[Supplied records]:
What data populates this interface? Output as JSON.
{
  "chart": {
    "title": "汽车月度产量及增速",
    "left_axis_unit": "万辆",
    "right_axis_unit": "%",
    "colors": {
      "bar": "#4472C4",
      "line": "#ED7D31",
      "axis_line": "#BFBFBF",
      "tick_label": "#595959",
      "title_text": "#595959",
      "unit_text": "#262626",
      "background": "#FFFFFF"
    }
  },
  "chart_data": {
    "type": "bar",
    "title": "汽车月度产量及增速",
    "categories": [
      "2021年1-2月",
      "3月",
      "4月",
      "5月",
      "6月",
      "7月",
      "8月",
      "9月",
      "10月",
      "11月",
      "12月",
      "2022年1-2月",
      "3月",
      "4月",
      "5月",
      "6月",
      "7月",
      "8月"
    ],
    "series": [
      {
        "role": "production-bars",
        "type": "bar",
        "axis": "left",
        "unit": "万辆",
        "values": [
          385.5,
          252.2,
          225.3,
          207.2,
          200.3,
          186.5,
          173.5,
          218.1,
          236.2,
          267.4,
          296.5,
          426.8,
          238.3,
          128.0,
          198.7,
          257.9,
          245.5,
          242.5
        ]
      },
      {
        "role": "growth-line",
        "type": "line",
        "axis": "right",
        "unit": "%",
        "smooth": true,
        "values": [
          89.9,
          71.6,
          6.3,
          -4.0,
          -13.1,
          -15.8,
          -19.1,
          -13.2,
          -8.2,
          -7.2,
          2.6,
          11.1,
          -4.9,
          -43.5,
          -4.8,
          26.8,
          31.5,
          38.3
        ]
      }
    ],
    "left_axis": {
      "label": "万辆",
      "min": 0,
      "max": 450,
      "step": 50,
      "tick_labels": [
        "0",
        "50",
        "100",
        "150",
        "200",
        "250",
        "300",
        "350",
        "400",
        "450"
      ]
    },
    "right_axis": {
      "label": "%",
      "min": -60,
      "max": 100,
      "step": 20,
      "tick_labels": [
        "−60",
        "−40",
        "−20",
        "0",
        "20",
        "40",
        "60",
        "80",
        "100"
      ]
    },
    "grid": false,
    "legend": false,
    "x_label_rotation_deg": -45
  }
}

[Your instructions]: Every entry above should be retyped exactly as shown.

[The reply]:
What data populates this interface? Output as JSON.
{
  "chart": {
    "title": "汽车月度产量及增速",
    "left_axis_unit": "万辆",
    "right_axis_unit": "%",
    "colors": {
      "bar": "#4472C4",
      "line": "#ED7D31",
      "axis_line": "#BFBFBF",
      "tick_label": "#595959",
      "title_text": "#595959",
      "unit_text": "#262626",
      "background": "#FFFFFF"
    }
  },
  "chart_data": {
    "type": "bar",
    "title": "汽车月度产量及增速",
    "categories": [
      "2021年1-2月",
      "3月",
      "4月",
      "5月",
      "6月",
      "7月",
      "8月",
      "9月",
      "10月",
      "11月",
      "12月",
      "2022年1-2月",
      "3月",
      "4月",
      "5月",
      "6月",
      "7月",
      "8月"
    ],
    "series": [
      {
        "role": "production-bars",
        "type": "bar",
        "axis": "left",
        "unit": "万辆",
        "values": [
          385.5,
          252.2,
          225.3,
          207.2,
          200.3,
          186.5,
          173.5,
          218.1,
          236.2,
          267.4,
          296.5,
          426.8,
          238.3,
          128.0,
          198.7,
          257.9,
          245.5,
          242.5
        ]
      },
      {
        "role": "growth-line",
        "type": "line",
        "axis": "right",
        "unit": "%",
        "smooth": true,
        "values": [
          89.9,
          71.6,
          6.3,
          -4.0,
          -13.1,
          -15.8,
          -19.1,
          -13.2,
          -8.2,
          -7.2,
          2.6,
          11.1,
          -4.9,
          -43.5,
          -4.8,
          26.8,
          31.5,
          38.3
        ]
      }
    ],
    "left_axis": {
      "label": "万辆",
      "min": 0,
      "max": 450,
      "step": 50,
      "tick_labels": [
        "0",
        "50",
        "100",
        "150",
        "200",
        "250",
        "300",
        "350",
        "400",
        "450"
      ]
    },
    "right_axis": {
      "label": "%",
      "min": -60,
      "max": 100,
      "step": 20,
      "tick_labels": [
        "−60",
        "−40",
        "−20",
        "0",
        "20",
        "40",
        "60",
        "80",
        "100"
      ]
    },
    "grid": false,
    "legend": false,
    "x_label_rotation_deg": -45
  }
}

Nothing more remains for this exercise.